#### [EXERCISE DETAILS]
Below are records; count the lines that contain "Rack" and give only the total.

+++

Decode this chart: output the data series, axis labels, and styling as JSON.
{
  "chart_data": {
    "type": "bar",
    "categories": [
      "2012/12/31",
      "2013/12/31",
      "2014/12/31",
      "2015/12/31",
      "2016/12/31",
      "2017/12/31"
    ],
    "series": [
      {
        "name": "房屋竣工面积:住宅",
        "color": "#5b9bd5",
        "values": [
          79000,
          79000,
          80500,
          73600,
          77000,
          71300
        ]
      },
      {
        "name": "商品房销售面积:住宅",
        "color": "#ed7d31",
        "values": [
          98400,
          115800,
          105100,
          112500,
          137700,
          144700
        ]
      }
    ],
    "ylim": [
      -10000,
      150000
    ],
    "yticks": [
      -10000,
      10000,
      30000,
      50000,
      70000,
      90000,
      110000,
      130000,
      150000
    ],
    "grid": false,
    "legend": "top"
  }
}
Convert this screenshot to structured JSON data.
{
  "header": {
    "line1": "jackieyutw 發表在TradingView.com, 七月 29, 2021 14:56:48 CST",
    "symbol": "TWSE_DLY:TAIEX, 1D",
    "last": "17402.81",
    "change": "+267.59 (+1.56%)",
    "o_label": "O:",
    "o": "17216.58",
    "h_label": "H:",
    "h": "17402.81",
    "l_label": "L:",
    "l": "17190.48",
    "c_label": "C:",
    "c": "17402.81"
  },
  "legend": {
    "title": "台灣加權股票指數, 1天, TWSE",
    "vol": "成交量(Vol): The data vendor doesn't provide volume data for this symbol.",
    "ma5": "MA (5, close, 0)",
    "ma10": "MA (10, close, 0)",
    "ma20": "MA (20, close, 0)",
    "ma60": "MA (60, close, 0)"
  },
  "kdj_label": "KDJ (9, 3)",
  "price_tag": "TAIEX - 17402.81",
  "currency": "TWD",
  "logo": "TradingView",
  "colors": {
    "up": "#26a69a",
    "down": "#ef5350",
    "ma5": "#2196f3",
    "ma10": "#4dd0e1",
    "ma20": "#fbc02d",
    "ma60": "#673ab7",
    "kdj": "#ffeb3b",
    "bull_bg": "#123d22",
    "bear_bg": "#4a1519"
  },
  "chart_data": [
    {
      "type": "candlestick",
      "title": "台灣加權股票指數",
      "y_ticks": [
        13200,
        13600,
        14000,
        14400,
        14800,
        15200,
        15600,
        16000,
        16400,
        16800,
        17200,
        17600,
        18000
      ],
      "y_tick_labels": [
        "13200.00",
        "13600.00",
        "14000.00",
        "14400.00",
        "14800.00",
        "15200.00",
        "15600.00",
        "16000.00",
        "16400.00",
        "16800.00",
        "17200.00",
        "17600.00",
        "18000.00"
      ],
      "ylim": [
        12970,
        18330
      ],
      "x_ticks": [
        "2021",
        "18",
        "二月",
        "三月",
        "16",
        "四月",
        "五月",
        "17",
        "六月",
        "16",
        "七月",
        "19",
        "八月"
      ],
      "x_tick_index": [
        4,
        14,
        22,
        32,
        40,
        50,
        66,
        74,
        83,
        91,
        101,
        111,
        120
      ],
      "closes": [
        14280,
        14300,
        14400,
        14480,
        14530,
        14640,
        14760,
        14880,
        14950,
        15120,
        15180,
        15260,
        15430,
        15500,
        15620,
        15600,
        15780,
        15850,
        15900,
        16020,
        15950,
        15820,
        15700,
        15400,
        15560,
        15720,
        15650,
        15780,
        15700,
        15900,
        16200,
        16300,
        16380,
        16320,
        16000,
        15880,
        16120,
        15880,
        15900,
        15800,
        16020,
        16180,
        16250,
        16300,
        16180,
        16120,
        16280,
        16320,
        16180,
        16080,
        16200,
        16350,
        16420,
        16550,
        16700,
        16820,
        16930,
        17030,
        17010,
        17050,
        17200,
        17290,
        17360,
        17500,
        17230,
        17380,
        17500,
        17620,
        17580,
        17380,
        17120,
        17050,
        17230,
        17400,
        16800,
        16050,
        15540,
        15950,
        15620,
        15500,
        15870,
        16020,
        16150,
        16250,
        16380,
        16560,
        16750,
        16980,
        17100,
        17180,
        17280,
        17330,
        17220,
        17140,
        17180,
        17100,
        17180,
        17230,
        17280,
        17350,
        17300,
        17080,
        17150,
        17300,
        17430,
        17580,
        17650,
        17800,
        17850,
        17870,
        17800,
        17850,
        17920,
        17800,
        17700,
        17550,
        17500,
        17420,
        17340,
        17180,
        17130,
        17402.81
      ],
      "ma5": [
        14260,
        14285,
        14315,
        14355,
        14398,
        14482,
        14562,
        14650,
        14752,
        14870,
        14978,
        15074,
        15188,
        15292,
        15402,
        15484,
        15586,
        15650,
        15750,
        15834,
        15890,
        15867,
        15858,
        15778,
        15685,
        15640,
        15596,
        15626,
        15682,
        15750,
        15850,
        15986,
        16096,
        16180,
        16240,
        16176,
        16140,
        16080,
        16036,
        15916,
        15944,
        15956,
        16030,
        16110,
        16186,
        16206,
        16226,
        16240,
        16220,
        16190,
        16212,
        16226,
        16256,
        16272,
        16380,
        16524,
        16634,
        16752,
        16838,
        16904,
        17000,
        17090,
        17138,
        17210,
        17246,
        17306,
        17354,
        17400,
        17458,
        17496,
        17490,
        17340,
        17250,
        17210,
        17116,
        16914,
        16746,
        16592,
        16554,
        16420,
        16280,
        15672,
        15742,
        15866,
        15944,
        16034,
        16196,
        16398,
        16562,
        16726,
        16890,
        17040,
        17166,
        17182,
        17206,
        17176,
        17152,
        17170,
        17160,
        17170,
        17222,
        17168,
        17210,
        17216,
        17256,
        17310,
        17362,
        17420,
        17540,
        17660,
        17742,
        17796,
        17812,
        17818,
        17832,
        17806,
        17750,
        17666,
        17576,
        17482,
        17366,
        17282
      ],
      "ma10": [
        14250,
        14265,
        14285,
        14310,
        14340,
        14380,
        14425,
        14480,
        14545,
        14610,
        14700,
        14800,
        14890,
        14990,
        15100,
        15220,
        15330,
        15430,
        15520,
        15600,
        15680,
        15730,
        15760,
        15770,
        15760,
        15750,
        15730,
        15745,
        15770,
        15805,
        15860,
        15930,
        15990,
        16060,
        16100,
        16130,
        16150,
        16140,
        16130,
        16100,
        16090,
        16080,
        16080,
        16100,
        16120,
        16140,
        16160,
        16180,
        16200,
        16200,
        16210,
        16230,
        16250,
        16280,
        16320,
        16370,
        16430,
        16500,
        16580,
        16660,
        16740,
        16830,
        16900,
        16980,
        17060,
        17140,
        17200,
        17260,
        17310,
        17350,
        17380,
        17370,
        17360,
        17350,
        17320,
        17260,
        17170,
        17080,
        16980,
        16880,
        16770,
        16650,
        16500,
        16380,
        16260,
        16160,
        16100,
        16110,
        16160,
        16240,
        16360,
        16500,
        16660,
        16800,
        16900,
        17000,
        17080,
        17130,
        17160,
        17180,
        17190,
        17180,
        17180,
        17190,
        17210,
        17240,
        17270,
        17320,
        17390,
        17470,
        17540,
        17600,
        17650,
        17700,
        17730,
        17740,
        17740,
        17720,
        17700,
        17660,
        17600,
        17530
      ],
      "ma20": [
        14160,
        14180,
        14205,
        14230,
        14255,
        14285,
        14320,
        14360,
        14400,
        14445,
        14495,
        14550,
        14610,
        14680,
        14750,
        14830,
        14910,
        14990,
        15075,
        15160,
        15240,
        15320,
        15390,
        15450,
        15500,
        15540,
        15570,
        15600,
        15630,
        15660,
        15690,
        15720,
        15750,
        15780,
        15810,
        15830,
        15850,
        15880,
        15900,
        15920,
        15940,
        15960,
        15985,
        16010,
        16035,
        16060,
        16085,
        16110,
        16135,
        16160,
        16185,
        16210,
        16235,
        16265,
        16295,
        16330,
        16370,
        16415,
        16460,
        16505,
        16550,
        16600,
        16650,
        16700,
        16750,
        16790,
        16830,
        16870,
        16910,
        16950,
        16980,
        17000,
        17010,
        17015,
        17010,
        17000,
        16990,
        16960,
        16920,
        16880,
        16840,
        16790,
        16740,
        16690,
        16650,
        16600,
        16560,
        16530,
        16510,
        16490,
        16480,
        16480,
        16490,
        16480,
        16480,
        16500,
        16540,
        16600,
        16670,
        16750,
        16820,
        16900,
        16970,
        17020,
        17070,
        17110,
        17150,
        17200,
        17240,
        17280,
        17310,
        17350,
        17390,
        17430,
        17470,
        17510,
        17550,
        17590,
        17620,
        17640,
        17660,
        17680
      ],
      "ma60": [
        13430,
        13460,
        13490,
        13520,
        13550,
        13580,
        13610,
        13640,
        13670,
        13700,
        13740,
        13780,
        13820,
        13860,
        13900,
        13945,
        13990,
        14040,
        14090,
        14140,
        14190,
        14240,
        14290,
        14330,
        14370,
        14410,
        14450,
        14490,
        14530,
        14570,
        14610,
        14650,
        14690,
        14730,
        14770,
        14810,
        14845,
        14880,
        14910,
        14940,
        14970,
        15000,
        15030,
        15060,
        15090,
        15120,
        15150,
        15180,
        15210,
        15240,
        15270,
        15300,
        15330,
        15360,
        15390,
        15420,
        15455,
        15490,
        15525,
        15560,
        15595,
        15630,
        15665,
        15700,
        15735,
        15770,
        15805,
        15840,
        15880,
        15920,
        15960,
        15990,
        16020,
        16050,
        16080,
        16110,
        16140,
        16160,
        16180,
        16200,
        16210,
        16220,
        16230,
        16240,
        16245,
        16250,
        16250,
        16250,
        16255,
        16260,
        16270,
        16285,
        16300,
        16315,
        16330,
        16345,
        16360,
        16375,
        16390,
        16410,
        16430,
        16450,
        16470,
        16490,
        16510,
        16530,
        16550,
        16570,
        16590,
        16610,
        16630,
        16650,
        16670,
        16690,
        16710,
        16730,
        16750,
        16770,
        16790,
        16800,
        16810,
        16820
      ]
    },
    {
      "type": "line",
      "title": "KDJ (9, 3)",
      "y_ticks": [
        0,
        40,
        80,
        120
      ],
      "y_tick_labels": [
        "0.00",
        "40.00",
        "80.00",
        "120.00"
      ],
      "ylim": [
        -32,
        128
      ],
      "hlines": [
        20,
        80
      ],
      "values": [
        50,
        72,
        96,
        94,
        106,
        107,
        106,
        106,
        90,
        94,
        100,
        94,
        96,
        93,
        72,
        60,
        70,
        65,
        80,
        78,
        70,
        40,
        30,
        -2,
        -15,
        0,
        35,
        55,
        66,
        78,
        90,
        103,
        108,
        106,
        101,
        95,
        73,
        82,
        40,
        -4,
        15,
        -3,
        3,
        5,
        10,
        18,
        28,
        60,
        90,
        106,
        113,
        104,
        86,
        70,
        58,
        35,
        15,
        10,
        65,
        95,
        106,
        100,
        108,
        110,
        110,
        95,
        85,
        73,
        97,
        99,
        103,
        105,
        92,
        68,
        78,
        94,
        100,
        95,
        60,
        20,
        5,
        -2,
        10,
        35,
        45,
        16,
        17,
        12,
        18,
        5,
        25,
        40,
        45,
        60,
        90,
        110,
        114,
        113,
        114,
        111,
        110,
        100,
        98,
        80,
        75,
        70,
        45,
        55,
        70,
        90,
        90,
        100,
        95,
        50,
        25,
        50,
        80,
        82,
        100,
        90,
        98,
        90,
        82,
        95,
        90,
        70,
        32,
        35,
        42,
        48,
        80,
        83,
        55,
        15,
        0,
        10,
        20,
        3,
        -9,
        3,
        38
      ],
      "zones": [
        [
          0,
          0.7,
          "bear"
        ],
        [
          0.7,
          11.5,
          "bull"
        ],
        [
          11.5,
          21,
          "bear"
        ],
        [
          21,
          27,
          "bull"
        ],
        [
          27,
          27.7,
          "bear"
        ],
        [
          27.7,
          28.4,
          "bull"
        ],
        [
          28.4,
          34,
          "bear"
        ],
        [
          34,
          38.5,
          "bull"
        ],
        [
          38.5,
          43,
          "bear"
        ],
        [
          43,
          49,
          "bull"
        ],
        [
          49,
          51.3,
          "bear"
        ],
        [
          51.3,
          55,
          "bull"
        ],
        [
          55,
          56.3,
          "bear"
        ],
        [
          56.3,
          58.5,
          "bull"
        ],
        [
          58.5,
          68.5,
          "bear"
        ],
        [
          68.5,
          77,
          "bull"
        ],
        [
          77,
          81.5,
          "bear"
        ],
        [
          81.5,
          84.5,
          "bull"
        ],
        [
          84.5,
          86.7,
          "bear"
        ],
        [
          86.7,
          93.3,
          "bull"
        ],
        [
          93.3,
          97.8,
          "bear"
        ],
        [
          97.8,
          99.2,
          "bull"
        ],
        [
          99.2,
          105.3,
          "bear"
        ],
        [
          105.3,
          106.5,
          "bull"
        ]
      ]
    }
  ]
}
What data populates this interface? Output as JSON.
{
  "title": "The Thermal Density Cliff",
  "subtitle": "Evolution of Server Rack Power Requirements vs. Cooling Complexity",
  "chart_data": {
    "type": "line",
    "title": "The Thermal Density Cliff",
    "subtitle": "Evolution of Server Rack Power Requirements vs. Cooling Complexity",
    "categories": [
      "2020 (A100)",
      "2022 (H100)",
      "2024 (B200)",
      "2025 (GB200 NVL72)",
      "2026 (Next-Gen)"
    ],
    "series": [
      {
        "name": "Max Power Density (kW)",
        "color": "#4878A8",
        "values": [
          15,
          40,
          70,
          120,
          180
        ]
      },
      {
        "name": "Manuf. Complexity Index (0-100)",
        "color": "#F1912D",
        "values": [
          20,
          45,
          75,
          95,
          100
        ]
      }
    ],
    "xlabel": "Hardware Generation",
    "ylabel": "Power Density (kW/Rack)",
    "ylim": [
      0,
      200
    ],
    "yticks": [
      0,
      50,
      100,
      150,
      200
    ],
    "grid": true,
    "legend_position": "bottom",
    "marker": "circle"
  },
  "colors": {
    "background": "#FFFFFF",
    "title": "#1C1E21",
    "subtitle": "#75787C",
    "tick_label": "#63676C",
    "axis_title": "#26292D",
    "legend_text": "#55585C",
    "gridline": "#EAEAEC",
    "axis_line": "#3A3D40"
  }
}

+++

#### [TASK RESULT]
3